Dataset records
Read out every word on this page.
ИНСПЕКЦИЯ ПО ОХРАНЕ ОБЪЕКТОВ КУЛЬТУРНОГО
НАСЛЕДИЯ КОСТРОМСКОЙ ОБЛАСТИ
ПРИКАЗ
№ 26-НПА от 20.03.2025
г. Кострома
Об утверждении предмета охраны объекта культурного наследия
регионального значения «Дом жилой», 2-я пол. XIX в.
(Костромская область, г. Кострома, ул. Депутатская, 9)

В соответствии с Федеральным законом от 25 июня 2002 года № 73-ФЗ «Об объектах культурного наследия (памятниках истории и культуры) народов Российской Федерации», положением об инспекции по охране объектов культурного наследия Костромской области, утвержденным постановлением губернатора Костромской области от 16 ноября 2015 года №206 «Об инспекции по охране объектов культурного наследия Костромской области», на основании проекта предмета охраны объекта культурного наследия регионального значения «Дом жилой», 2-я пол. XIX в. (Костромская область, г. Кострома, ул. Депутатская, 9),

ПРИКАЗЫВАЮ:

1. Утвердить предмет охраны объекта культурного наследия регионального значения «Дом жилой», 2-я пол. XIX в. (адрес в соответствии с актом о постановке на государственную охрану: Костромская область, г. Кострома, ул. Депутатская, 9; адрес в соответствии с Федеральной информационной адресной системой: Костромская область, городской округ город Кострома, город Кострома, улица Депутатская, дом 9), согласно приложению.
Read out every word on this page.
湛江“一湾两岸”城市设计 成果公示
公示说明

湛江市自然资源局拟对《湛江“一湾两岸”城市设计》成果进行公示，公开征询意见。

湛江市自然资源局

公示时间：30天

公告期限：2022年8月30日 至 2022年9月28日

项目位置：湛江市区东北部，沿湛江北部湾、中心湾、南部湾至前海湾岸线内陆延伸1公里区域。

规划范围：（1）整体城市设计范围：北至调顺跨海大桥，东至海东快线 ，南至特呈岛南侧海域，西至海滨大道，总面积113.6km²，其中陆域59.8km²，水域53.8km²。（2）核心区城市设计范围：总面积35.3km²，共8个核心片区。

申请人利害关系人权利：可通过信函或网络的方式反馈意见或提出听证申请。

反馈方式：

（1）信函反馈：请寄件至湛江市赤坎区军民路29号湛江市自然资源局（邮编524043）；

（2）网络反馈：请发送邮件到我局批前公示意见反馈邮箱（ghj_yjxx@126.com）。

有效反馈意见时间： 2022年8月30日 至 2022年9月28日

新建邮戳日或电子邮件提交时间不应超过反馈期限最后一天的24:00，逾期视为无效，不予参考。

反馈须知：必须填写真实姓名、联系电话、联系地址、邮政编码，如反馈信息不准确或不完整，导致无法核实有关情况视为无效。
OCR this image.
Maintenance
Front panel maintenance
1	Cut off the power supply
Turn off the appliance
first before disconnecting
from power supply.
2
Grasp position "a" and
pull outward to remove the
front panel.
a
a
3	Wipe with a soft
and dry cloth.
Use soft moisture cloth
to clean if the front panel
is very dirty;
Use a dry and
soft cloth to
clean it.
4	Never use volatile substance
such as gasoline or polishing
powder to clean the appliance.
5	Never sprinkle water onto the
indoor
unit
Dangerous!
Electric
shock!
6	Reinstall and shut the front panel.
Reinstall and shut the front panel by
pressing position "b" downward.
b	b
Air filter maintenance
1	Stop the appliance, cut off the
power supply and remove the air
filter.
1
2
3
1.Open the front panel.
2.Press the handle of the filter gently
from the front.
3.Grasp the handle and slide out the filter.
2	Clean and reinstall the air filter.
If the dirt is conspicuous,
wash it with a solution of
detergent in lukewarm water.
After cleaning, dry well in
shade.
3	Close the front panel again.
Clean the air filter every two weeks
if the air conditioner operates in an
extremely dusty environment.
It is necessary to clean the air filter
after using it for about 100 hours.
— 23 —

(Request)
Reproduce the records above exactly.

(Solution to this exercise)
Read out every word on this page.
ИНСПЕКЦИЯ ПО ОХРАНЕ ОБЪЕКТОВ КУЛЬТУРНОГО
НАСЛЕДИЯ КОСТРОМСКОЙ ОБЛАСТИ
ПРИКАЗ
№ 26-НПА от 20.03.2025
г. Кострома
Об утверждении предмета охраны объекта культурного наследия
регионального значения «Дом жилой», 2-я пол. XIX в.
(Костромская область, г. Кострома, ул. Депутатская, 9)

В соответствии с Федеральным законом от 25 июня 2002 года № 73-ФЗ «Об объектах культурного наследия (памятниках истории и культуры) народов Российской Федерации», положением об инспекции по охране объектов культурного наследия Костромской области, утвержденным постановлением губернатора Костромской области от 16 ноября 2015 года №206 «Об инспекции по охране объектов культурного наследия Костромской области», на основании проекта предмета охраны объекта культурного наследия регионального значения «Дом жилой», 2-я пол. XIX в. (Костромская область, г. Кострома, ул. Депутатская, 9),

ПРИКАЗЫВАЮ:

1. Утвердить предмет охраны объекта культурного наследия регионального значения «Дом жилой», 2-я пол. XIX в. (адрес в соответствии с актом о постановке на государственную охрану: Костромская область, г. Кострома, ул. Депутатская, 9; адрес в соответствии с Федеральной информационной адресной системой: Костромская область, городской округ город Кострома, город Кострома, улица Депутатская, дом 9), согласно приложению.
Read out every word on this page.
湛江“一湾两岸”城市设计 成果公示
公示说明

湛江市自然资源局拟对《湛江“一湾两岸”城市设计》成果进行公示，公开征询意见。

湛江市自然资源局

公示时间：30天

公告期限：2022年8月30日 至 2022年9月28日

项目位置：湛江市区东北部，沿湛江北部湾、中心湾、南部湾至前海湾岸线内陆延伸1公里区域。

规划范围：（1）整体城市设计范围：北至调顺跨海大桥，东至海东快线 ，南至特呈岛南侧海域，西至海滨大道，总面积113.6km²，其中陆域59.8km²，水域53.8km²。（2）核心区城市设计范围：总面积35.3km²，共8个核心片区。

申请人利害关系人权利：可通过信函或网络的方式反馈意见或提出听证申请。

反馈方式：

（1）信函反馈：请寄件至湛江市赤坎区军民路29号湛江市自然资源局（邮编524043）；

（2）网络反馈：请发送邮件到我局批前公示意见反馈邮箱（ghj_yjxx@126.com）。

有效反馈意见时间： 2022年8月30日 至 2022年9月28日

新建邮戳日或电子邮件提交时间不应超过反馈期限最后一天的24:00，逾期视为无效，不予参考。

反馈须知：必须填写真实姓名、联系电话、联系地址、邮政编码，如反馈信息不准确或不完整，导致无法核实有关情况视为无效。
OCR this image.
Maintenance
Front panel maintenance
1	Cut off the power supply
Turn off the appliance
first before disconnecting
from power supply.
2
Grasp position "a" and
pull outward to remove the
front panel.
a
a
3	Wipe with a soft
and dry cloth.
Use soft moisture cloth
to clean if the front panel
is very dirty;
Use a dry and
soft cloth to
clean it.
4	Never use volatile substance
such as gasoline or polishing
powder to clean the appliance.
5	Never sprinkle water onto the
indoor
unit
Dangerous!
Electric
shock!
6	Reinstall and shut the front panel.
Reinstall and shut the front panel by
pressing position "b" downward.
b	b
Air filter maintenance
1	Stop the appliance, cut off the
power supply and remove the air
filter.
1
2
3
1.Open the front panel.
2.Press the handle of the filter gently
from the front.
3.Grasp the handle and slide out the filter.
2	Clean and reinstall the air filter.
If the dirt is conspicuous,
wash it with a solution of
detergent in lukewarm water.
After cleaning, dry well in
shade.
3	Close the front panel again.
Clean the air filter every two weeks
if the air conditioner operates in an
extremely dusty environment.
It is necessary to clean the air filter
after using it for about 100 hours.
— 23 —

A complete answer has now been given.